Written problem — Wherever the word "Ataque" turns up in a line of the entries, copy that line.

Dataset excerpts
** begin **
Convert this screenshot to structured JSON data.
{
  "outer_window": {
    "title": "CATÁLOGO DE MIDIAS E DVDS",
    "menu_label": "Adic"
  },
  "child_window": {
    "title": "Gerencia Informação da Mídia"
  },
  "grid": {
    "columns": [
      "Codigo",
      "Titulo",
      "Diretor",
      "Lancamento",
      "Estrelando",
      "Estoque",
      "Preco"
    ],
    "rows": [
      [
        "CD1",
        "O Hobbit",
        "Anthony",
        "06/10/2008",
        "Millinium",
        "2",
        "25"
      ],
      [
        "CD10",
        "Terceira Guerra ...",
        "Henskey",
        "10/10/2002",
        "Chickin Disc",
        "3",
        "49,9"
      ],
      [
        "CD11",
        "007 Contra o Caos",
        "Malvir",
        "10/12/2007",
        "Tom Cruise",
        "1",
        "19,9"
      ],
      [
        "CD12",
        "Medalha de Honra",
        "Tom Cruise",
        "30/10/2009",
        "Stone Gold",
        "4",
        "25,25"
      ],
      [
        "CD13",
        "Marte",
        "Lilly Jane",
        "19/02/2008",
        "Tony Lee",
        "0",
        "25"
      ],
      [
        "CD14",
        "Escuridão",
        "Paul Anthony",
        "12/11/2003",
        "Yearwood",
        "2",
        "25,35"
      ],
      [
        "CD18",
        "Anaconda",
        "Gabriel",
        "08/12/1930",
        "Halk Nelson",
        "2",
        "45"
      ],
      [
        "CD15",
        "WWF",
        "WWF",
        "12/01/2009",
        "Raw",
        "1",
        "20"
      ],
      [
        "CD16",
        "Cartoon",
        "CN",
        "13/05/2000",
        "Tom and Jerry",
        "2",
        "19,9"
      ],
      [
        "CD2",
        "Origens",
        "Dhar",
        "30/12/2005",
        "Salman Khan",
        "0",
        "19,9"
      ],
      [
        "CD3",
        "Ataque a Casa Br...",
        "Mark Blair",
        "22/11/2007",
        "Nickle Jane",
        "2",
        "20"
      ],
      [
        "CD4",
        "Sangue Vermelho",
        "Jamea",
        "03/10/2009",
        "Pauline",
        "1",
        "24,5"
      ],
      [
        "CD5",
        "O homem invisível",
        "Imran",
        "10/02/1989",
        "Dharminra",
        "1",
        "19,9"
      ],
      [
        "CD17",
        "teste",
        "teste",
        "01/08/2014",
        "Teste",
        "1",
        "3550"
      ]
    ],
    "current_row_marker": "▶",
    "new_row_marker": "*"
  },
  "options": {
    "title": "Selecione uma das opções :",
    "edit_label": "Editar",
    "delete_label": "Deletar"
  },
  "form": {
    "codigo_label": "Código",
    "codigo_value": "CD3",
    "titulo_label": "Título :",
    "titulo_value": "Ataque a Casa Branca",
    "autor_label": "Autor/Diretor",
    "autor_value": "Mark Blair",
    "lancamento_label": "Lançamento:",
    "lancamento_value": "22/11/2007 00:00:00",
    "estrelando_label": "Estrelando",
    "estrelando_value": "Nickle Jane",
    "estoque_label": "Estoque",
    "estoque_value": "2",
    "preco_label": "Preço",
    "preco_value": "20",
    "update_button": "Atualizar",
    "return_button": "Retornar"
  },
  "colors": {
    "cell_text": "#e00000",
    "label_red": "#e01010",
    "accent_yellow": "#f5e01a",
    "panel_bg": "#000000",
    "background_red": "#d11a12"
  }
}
** end **
Response —
        "Ataque a Casa Br...",
    "titulo_value": "Ataque a Casa Branca",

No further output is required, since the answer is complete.